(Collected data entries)
-=-=-

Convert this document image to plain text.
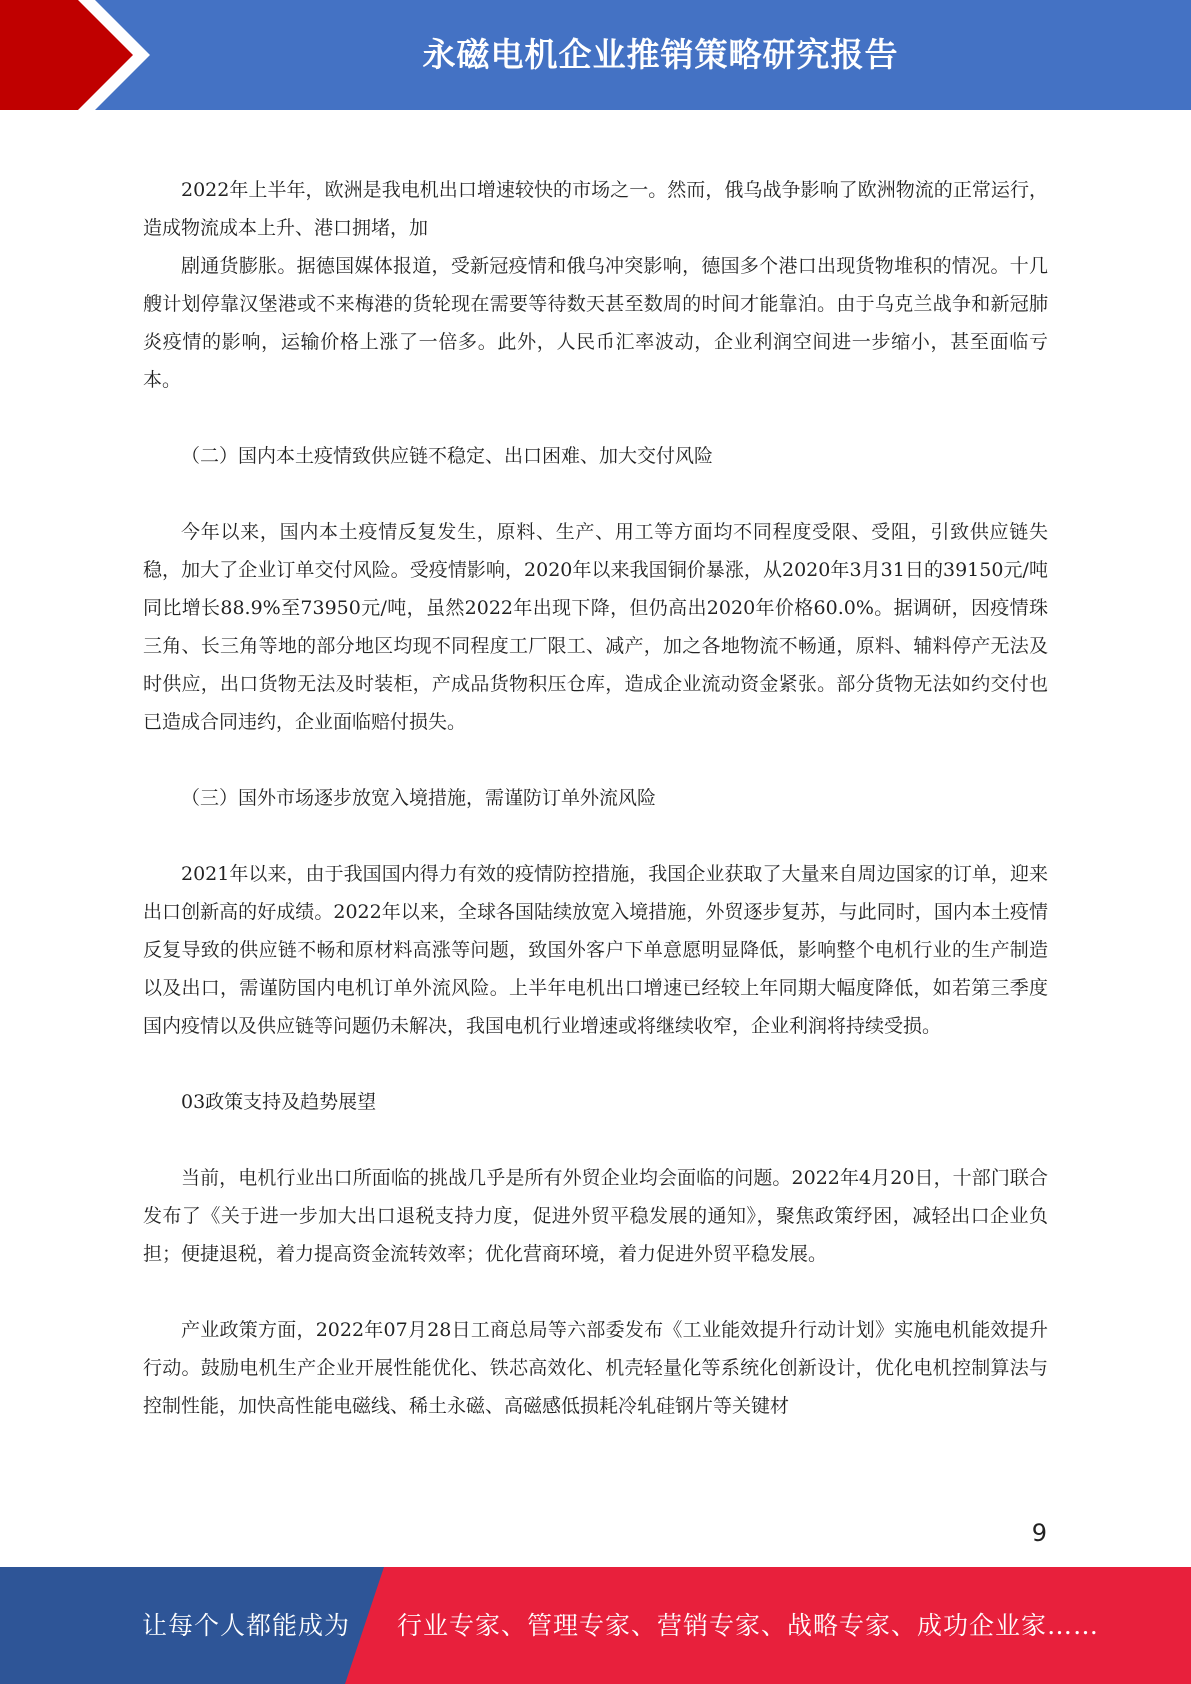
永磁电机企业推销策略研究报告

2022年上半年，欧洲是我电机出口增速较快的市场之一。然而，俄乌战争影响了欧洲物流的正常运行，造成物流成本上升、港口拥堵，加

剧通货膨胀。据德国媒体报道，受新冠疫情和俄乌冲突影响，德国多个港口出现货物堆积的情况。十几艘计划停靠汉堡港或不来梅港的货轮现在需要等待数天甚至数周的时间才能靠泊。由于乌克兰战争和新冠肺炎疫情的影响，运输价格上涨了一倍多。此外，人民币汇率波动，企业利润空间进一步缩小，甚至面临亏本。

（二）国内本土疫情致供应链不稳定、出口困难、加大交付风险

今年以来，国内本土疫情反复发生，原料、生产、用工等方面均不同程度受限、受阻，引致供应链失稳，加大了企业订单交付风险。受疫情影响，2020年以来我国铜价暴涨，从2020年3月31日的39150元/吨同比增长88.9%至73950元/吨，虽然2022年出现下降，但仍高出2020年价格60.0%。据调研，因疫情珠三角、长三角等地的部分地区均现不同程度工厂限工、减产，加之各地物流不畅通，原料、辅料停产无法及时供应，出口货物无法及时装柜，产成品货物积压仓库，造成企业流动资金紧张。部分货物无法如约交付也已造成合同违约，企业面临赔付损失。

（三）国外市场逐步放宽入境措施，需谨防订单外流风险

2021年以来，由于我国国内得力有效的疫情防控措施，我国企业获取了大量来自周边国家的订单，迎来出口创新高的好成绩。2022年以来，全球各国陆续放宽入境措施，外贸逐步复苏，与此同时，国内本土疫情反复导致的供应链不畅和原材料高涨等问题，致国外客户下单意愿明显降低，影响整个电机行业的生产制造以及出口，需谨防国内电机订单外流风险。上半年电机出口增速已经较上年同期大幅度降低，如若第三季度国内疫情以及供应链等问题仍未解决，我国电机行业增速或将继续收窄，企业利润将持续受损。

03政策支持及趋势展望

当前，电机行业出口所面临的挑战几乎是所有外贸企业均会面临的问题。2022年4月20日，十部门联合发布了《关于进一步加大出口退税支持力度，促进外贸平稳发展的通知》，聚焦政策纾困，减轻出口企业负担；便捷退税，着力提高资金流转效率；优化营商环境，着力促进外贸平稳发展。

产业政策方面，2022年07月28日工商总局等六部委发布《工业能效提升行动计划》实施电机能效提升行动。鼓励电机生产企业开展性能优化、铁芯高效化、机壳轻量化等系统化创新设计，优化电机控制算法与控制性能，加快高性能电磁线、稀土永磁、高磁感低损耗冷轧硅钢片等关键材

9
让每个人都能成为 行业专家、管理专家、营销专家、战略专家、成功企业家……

-=-=-

• [Task requirements]: Give back all entries exactly. No pictures belong in the copy.

• [Complete output]:
Convert this document image to plain text.
永磁电机企业推销策略研究报告

2022年上半年，欧洲是我电机出口增速较快的市场之一。然而，俄乌战争影响了欧洲物流的正常运行，造成物流成本上升、港口拥堵，加

剧通货膨胀。据德国媒体报道，受新冠疫情和俄乌冲突影响，德国多个港口出现货物堆积的情况。十几艘计划停靠汉堡港或不来梅港的货轮现在需要等待数天甚至数周的时间才能靠泊。由于乌克兰战争和新冠肺炎疫情的影响，运输价格上涨了一倍多。此外，人民币汇率波动，企业利润空间进一步缩小，甚至面临亏本。

（二）国内本土疫情致供应链不稳定、出口困难、加大交付风险

今年以来，国内本土疫情反复发生，原料、生产、用工等方面均不同程度受限、受阻，引致供应链失稳，加大了企业订单交付风险。受疫情影响，2020年以来我国铜价暴涨，从2020年3月31日的39150元/吨同比增长88.9%至73950元/吨，虽然2022年出现下降，但仍高出2020年价格60.0%。据调研，因疫情珠三角、长三角等地的部分地区均现不同程度工厂限工、减产，加之各地物流不畅通，原料、辅料停产无法及时供应，出口货物无法及时装柜，产成品货物积压仓库，造成企业流动资金紧张。部分货物无法如约交付也已造成合同违约，企业面临赔付损失。

（三）国外市场逐步放宽入境措施，需谨防订单外流风险

2021年以来，由于我国国内得力有效的疫情防控措施，我国企业获取了大量来自周边国家的订单，迎来出口创新高的好成绩。2022年以来，全球各国陆续放宽入境措施，外贸逐步复苏，与此同时，国内本土疫情反复导致的供应链不畅和原材料高涨等问题，致国外客户下单意愿明显降低，影响整个电机行业的生产制造以及出口，需谨防国内电机订单外流风险。上半年电机出口增速已经较上年同期大幅度降低，如若第三季度国内疫情以及供应链等问题仍未解决，我国电机行业增速或将继续收窄，企业利润将持续受损。

03政策支持及趋势展望

当前，电机行业出口所面临的挑战几乎是所有外贸企业均会面临的问题。2022年4月20日，十部门联合发布了《关于进一步加大出口退税支持力度，促进外贸平稳发展的通知》，聚焦政策纾困，减轻出口企业负担；便捷退税，着力提高资金流转效率；优化营商环境，着力促进外贸平稳发展。

产业政策方面，2022年07月28日工商总局等六部委发布《工业能效提升行动计划》实施电机能效提升行动。鼓励电机生产企业开展性能优化、铁芯高效化、机壳轻量化等系统化创新设计，优化电机控制算法与控制性能，加快高性能电磁线、稀土永磁、高磁感低损耗冷轧硅钢片等关键材

9
让每个人都能成为 行业专家、管理专家、营销专家、战略专家、成功企业家……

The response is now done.